Items listed in a dataset:
++++++

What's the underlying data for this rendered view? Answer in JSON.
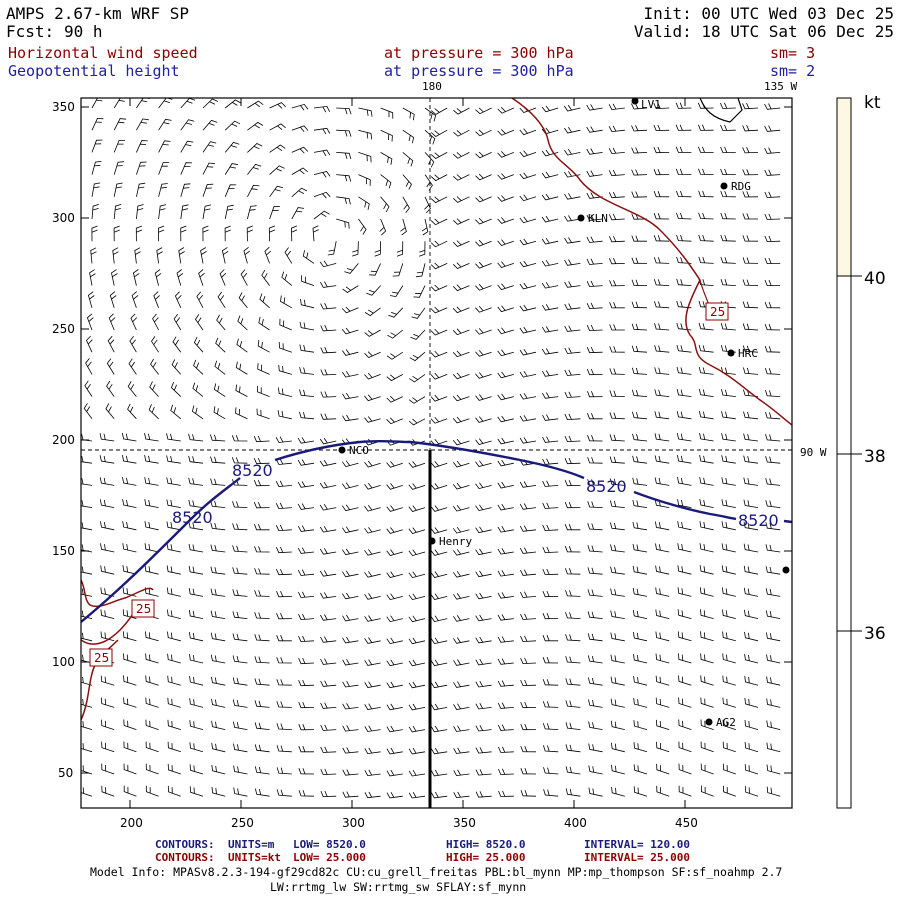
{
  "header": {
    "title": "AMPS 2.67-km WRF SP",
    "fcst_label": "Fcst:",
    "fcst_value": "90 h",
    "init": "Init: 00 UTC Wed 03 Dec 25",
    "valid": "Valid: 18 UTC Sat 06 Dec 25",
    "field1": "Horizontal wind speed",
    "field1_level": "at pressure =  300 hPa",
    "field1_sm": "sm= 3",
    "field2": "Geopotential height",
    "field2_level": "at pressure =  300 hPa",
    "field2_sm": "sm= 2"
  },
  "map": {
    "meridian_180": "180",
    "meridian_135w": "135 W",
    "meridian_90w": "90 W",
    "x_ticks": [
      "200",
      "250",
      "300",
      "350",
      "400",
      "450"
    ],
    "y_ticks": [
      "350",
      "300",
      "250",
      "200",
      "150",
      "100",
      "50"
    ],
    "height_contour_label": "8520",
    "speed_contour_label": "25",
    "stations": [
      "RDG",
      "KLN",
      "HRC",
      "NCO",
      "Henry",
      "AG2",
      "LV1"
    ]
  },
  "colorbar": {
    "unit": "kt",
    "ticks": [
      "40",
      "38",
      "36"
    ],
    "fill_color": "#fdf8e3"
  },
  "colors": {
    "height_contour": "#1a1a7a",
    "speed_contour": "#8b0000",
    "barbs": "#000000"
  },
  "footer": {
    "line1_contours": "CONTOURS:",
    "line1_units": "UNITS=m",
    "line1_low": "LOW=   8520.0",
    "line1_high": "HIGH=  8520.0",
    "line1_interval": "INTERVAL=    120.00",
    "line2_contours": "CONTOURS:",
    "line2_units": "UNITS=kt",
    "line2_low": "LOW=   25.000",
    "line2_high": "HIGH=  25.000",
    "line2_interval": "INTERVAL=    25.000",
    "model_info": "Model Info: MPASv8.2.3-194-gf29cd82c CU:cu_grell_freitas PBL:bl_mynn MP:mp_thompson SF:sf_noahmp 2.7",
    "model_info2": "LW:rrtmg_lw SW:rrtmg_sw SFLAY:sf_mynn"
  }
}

++++++

INSTRUCTIONS TO FOLLOW:
Give the material again exactly as it is, but keep the pictures out.

SOLUTION FOR THIS TASK:
What's the underlying data for this rendered view? Answer in JSON.
{
  "header": {
    "title": "AMPS 2.67-km WRF SP",
    "fcst_label": "Fcst:",
    "fcst_value": "90 h",
    "init": "Init: 00 UTC Wed 03 Dec 25",
    "valid": "Valid: 18 UTC Sat 06 Dec 25",
    "field1": "Horizontal wind speed",
    "field1_level": "at pressure =  300 hPa",
    "field1_sm": "sm= 3",
    "field2": "Geopotential height",
    "field2_level": "at pressure =  300 hPa",
    "field2_sm": "sm= 2"
  },
  "map": {
    "meridian_180": "180",
    "meridian_135w": "135 W",
    "meridian_90w": "90 W",
    "x_ticks": [
      "200",
      "250",
      "300",
      "350",
      "400",
      "450"
    ],
    "y_ticks": [
      "350",
      "300",
      "250",
      "200",
      "150",
      "100",
      "50"
    ],
    "height_contour_label": "8520",
    "speed_contour_label": "25",
    "stations": [
      "RDG",
      "KLN",
      "HRC",
      "NCO",
      "Henry",
      "AG2",
      "LV1"
    ]
  },
  "colorbar": {
    "unit": "kt",
    "ticks": [
      "40",
      "38",
      "36"
    ],
    "fill_color": "#fdf8e3"
  },
  "colors": {
    "height_contour": "#1a1a7a",
    "speed_contour": "#8b0000",
    "barbs": "#000000"
  },
  "footer": {
    "line1_contours": "CONTOURS:",
    "line1_units": "UNITS=m",
    "line1_low": "LOW=   8520.0",
    "line1_high": "HIGH=  8520.0",
    "line1_interval": "INTERVAL=    120.00",
    "line2_contours": "CONTOURS:",
    "line2_units": "UNITS=kt",
    "line2_low": "LOW=   25.000",
    "line2_high": "HIGH=  25.000",
    "line2_interval": "INTERVAL=    25.000",
    "model_info": "Model Info: MPASv8.2.3-194-gf29cd82c CU:cu_grell_freitas PBL:bl_mynn MP:mp_thompson SF:sf_noahmp 2.7",
    "model_info2": "LW:rrtmg_lw SW:rrtmg_sw SFLAY:sf_mynn"
  }
}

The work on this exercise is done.